§ **Supplied records**
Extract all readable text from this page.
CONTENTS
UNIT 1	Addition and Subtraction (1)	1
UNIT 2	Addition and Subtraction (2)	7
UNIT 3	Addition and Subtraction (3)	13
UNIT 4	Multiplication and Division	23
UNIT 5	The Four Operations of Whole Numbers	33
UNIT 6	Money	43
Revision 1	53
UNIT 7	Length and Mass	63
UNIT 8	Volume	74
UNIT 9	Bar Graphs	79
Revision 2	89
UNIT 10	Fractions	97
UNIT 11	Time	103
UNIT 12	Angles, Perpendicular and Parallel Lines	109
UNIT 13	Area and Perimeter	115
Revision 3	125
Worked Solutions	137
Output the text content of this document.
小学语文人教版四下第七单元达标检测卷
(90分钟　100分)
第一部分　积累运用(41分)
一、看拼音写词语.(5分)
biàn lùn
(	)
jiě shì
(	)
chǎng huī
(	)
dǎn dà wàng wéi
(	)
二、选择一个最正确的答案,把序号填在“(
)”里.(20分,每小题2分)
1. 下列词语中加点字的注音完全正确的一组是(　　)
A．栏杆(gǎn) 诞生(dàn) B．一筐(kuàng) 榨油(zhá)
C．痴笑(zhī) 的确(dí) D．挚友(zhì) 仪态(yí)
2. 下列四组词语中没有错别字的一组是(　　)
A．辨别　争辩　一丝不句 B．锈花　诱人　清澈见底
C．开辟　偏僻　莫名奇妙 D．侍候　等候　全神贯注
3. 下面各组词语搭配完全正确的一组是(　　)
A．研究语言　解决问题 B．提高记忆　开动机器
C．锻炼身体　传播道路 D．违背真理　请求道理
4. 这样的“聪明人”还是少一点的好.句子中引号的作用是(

§ **Your instructions**
Find the word "this" in the entries above and gather every line that holds it.

§ **The reply**
Extract all readable text from this page.
Output the text content of this document.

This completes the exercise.